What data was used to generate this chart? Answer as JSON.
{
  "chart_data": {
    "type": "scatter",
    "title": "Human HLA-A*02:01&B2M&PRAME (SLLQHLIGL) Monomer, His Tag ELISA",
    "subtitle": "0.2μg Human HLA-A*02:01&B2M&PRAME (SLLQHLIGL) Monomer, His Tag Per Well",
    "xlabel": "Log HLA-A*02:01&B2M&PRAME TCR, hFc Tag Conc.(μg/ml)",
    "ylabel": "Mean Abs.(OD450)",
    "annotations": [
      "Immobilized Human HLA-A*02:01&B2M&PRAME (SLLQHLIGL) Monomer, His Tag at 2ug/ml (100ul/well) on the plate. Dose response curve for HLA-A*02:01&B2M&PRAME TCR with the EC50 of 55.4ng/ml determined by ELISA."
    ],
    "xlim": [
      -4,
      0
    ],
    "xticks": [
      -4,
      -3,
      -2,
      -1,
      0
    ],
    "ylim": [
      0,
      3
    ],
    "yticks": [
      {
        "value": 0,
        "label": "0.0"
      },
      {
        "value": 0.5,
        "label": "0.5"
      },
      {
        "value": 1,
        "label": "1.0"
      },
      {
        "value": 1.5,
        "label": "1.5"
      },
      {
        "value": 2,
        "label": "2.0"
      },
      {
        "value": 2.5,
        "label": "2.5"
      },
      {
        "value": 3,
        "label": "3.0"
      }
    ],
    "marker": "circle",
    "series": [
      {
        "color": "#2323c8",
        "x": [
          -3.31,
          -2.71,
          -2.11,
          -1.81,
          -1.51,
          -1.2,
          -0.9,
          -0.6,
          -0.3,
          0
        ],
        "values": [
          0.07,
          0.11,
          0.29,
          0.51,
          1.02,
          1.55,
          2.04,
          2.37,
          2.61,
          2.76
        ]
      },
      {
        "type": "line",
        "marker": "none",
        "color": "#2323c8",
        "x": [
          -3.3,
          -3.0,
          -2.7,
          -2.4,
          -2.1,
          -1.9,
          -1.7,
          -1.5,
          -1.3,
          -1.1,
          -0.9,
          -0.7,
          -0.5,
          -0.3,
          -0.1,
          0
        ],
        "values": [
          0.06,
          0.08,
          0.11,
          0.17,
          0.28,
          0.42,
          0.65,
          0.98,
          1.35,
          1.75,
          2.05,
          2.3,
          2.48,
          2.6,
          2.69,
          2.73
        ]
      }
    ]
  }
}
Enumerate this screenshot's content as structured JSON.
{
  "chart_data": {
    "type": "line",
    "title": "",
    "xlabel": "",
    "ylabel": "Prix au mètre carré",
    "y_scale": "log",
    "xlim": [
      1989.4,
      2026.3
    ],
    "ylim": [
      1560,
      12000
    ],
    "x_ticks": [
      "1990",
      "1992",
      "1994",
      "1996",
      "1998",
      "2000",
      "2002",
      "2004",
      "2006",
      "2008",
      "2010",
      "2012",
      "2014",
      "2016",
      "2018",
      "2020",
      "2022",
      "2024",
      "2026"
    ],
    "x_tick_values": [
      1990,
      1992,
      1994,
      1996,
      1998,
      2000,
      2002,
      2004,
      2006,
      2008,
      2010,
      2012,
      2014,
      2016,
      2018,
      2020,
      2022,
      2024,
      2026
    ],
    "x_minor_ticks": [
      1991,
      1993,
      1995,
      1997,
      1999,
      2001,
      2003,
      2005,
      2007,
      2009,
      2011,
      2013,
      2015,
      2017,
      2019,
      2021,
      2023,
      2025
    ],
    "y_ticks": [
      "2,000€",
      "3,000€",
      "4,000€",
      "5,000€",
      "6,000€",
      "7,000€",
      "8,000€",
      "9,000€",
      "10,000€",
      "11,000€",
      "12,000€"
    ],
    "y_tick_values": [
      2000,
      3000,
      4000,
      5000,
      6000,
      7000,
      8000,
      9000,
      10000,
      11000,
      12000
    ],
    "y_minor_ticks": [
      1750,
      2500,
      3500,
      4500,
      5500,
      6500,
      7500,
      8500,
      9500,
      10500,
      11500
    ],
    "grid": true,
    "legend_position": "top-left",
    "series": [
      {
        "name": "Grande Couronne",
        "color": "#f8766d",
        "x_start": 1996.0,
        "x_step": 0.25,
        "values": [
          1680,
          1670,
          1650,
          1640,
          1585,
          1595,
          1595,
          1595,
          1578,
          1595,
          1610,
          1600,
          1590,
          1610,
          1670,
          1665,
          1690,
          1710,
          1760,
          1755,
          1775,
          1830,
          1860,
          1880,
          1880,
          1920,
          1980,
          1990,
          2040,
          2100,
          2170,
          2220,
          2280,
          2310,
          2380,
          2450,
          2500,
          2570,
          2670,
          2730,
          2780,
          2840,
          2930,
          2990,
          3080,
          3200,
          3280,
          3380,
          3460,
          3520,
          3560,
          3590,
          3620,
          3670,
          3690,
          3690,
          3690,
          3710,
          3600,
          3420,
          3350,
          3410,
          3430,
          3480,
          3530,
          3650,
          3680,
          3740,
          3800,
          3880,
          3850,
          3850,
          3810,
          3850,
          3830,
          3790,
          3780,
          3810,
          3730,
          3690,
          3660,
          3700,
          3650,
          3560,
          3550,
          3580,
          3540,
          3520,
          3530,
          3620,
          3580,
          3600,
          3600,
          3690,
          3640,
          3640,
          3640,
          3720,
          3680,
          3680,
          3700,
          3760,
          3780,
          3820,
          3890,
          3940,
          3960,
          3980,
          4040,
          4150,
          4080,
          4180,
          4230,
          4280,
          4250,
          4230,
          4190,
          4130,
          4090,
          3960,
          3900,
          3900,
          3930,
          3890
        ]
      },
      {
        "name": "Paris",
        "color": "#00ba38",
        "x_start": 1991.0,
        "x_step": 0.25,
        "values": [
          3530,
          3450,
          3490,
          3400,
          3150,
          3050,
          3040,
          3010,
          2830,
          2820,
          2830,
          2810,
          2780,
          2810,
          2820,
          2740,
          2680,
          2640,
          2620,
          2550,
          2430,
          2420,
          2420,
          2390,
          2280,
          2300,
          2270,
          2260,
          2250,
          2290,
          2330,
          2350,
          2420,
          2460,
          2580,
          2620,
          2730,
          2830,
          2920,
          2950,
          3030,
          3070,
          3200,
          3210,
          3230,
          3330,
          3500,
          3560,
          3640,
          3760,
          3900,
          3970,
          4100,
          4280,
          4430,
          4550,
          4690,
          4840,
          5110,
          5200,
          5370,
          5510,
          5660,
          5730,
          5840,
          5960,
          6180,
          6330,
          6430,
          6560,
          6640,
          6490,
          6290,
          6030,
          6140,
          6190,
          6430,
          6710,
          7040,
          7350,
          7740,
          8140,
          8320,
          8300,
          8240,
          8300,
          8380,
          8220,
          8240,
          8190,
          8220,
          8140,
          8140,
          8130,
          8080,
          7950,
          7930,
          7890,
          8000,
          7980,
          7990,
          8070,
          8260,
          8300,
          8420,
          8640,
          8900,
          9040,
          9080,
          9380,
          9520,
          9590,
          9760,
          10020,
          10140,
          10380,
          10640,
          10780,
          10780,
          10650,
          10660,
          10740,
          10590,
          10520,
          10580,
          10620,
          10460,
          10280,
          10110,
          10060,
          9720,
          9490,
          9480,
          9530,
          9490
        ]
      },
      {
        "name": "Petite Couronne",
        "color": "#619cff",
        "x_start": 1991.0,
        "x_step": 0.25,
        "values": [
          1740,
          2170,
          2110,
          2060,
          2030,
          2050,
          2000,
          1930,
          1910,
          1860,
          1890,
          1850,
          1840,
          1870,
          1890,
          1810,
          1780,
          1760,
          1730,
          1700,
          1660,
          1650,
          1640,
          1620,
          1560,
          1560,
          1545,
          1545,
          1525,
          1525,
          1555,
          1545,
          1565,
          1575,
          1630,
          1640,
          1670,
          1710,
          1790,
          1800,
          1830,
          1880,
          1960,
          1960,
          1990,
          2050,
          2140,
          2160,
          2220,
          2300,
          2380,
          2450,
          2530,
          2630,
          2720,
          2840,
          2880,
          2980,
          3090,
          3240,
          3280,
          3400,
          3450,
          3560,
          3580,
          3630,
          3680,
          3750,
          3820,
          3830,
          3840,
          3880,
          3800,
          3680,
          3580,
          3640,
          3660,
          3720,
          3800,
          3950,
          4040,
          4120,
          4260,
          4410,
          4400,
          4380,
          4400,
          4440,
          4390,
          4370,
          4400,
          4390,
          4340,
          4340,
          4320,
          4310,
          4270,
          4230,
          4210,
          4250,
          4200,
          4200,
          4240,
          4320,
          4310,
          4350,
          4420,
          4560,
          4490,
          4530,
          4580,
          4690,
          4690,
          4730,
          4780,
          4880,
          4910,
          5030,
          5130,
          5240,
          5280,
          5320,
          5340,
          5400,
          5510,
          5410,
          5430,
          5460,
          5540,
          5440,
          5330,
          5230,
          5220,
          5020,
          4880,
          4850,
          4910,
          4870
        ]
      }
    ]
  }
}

● ● ● ● ● ● ●

(Your goal):
Find the lines holding "Couronne" and list every one.

(In response):
        "name": "Grande Couronne",
        "name": "Petite Couronne",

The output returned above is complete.